──────── EXTRACTED MATERIAL ────────

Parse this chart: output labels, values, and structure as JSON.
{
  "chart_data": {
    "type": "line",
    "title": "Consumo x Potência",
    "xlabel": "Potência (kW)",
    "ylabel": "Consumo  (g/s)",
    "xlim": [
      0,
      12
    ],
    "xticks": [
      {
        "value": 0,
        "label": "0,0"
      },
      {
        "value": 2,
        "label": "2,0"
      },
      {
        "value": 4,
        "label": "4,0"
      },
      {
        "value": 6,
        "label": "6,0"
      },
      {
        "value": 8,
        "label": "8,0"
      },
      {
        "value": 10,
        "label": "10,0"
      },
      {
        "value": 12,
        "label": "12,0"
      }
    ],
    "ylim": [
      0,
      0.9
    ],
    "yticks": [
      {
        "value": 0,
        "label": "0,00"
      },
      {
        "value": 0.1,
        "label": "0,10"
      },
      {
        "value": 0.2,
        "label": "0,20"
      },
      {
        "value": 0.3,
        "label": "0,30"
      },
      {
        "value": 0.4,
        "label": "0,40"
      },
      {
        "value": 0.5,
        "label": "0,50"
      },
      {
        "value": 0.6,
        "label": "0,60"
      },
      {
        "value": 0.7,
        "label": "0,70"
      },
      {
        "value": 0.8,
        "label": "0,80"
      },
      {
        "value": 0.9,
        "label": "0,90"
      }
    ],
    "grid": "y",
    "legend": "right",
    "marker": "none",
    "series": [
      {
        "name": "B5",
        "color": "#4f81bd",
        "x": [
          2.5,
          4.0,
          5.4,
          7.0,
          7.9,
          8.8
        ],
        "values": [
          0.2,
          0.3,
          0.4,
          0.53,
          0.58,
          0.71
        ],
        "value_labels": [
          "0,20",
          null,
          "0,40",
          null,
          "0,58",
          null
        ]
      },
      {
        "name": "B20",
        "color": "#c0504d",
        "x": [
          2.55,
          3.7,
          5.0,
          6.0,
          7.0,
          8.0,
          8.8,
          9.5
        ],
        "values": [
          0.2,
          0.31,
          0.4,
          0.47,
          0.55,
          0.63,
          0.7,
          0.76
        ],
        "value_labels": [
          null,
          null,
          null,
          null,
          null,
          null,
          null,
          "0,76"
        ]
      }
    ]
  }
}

────────

Count every line of the records that holds "Consumo". State the number, nothing else.

▸ **CORRECT RESPONSE**
2